- [Task instructions] Collect all lines below with the string "H₂O₂".

--- START ---

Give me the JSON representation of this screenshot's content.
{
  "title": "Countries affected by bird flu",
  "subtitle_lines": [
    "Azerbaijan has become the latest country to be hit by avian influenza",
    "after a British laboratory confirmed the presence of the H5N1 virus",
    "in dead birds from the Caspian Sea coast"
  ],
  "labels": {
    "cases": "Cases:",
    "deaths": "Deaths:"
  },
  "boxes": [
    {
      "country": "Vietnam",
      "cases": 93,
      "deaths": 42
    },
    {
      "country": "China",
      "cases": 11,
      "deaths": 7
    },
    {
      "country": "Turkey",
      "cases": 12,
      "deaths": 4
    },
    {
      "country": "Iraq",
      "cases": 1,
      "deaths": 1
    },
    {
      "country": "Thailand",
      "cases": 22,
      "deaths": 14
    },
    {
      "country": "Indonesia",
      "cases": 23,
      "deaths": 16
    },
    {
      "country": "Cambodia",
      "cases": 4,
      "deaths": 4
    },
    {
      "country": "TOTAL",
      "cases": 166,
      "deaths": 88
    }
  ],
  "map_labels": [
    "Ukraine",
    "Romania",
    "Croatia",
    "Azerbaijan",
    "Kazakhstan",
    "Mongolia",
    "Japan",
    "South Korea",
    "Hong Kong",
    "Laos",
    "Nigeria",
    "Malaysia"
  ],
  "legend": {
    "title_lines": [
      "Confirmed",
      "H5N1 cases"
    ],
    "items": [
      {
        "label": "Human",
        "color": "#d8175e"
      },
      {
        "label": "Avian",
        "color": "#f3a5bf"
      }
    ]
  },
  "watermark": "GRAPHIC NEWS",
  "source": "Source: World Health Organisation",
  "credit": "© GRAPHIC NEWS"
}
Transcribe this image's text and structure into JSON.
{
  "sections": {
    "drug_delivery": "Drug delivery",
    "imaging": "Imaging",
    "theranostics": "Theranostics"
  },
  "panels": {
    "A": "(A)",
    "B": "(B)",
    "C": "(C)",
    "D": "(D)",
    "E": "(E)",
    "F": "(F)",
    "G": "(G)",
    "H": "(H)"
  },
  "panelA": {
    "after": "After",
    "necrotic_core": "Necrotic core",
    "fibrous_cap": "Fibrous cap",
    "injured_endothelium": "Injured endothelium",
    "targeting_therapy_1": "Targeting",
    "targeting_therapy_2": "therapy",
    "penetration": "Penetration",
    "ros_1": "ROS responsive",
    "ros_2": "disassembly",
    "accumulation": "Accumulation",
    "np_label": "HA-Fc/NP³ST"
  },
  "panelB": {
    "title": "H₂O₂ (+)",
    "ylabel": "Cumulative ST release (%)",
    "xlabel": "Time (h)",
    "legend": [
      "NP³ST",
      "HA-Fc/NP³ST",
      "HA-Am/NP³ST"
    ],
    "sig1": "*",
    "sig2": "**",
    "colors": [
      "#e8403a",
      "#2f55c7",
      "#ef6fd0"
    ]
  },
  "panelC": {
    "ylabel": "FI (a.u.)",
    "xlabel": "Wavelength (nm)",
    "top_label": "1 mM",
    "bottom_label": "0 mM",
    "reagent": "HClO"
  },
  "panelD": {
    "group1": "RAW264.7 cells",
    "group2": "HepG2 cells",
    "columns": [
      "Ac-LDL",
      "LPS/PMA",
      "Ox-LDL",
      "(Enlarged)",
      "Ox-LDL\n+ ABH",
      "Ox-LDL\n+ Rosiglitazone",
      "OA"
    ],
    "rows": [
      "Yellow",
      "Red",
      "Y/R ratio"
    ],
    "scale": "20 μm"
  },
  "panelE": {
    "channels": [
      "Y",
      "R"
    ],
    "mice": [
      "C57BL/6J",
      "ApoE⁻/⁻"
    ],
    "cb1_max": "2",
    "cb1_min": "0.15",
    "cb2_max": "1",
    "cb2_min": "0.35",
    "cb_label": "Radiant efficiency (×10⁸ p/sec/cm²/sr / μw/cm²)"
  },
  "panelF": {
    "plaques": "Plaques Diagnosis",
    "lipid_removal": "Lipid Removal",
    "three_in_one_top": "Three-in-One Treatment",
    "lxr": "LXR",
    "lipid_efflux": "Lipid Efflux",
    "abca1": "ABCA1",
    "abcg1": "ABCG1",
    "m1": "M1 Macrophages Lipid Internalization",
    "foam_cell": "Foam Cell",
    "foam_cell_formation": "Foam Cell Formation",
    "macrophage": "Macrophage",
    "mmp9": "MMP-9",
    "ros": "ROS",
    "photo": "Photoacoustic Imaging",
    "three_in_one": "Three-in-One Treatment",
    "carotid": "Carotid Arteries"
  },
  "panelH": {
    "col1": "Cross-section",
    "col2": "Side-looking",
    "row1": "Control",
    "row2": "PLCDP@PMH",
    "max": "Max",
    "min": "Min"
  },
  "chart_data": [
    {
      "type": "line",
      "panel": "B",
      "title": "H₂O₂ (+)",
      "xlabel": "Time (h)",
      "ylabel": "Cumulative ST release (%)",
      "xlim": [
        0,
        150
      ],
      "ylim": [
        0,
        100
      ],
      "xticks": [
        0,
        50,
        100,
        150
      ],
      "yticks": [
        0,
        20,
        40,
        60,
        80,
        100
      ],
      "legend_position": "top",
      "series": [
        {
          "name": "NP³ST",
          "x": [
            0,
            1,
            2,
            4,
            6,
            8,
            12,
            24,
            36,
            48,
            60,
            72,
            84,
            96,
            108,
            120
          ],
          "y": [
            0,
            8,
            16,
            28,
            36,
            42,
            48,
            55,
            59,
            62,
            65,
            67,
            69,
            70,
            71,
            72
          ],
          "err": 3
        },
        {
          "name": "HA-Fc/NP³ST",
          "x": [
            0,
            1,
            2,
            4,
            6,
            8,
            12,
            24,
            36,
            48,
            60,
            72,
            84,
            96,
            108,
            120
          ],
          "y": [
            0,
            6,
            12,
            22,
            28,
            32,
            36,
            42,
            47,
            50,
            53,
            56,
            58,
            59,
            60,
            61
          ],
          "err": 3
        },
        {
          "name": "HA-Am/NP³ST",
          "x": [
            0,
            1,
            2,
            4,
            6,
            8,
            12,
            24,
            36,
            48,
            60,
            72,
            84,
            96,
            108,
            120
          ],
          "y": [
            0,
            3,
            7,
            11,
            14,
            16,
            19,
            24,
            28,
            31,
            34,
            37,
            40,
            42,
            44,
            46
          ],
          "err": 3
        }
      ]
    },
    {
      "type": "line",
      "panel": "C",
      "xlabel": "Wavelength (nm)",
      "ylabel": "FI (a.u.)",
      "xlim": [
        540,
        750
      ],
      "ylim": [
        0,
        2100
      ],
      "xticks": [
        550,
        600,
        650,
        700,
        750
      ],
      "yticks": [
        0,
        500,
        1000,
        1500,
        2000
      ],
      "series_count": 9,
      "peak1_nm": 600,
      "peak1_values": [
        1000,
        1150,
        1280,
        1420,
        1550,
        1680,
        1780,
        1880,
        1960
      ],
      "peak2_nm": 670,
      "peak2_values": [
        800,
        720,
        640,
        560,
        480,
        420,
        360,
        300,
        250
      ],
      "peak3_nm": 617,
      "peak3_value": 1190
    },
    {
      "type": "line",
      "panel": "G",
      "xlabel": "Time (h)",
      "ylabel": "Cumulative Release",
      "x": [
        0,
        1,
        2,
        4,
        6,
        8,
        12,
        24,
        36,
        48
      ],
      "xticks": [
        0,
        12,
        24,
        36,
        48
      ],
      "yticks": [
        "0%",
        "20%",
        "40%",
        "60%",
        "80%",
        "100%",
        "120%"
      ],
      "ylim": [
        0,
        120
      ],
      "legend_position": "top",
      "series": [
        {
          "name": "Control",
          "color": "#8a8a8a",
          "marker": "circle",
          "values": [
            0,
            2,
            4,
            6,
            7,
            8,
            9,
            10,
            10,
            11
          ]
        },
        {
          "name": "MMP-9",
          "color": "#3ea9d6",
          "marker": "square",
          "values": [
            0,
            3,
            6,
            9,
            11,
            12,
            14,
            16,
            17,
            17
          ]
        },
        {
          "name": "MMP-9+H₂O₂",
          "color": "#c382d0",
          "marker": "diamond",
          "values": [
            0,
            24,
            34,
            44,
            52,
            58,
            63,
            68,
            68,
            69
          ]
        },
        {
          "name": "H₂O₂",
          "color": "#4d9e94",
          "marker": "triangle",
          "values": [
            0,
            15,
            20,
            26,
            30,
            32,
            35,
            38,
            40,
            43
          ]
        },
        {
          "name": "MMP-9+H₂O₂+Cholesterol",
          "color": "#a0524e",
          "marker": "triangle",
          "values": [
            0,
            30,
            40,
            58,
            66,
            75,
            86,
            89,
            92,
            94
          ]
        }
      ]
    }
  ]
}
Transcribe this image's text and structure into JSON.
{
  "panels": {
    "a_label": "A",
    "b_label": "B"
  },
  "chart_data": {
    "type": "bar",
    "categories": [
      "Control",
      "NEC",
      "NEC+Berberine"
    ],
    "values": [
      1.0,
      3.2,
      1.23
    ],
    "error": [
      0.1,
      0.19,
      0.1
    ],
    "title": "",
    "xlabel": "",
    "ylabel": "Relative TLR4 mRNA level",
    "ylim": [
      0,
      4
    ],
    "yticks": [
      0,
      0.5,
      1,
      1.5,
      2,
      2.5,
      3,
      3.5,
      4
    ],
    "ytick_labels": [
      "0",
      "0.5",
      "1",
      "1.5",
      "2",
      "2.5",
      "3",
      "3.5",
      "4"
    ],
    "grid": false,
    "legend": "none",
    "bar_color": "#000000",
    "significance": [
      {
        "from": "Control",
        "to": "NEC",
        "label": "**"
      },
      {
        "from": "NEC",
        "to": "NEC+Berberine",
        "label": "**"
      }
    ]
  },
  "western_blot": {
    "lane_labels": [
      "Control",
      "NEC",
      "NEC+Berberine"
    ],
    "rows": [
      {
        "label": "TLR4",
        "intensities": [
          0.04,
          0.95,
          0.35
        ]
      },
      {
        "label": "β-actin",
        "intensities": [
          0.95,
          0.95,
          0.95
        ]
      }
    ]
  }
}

--- END ---

- [Your response]
    "title": "H₂O₂ (+)",
      "title": "H₂O₂ (+)",
          "name": "MMP-9+H₂O₂",
          "name": "H₂O₂",
          "name": "MMP-9+H₂O₂+Cholesterol",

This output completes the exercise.